• [Work to complete]: Copy each line of the data below with the word "crest".

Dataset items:
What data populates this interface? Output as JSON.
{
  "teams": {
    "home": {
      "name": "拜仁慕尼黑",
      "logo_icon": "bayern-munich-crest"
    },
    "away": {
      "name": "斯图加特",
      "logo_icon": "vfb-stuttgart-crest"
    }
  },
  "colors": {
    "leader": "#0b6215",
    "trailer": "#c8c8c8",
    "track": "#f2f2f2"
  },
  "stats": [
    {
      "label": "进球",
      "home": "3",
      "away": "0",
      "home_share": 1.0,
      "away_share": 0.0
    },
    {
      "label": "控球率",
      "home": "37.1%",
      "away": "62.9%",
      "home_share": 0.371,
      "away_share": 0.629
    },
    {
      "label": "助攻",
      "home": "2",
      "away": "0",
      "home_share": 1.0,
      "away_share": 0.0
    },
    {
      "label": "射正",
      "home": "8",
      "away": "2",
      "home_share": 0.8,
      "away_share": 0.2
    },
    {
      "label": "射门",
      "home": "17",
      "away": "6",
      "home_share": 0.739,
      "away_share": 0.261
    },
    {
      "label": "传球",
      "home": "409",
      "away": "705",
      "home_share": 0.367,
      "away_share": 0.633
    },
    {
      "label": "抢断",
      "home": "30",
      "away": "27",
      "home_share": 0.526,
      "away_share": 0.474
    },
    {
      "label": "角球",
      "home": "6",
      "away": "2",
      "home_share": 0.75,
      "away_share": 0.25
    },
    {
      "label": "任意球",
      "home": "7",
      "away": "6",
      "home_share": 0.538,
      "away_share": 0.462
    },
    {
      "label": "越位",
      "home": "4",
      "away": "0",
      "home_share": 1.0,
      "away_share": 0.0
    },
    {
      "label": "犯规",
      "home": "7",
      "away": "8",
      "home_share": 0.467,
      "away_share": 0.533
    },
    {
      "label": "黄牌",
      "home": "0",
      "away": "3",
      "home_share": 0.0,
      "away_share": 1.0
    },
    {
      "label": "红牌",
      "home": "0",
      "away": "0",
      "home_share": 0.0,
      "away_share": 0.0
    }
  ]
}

• [Solved exercise]:
      "logo_icon": "bayern-munich-crest"
      "logo_icon": "vfb-stuttgart-crest"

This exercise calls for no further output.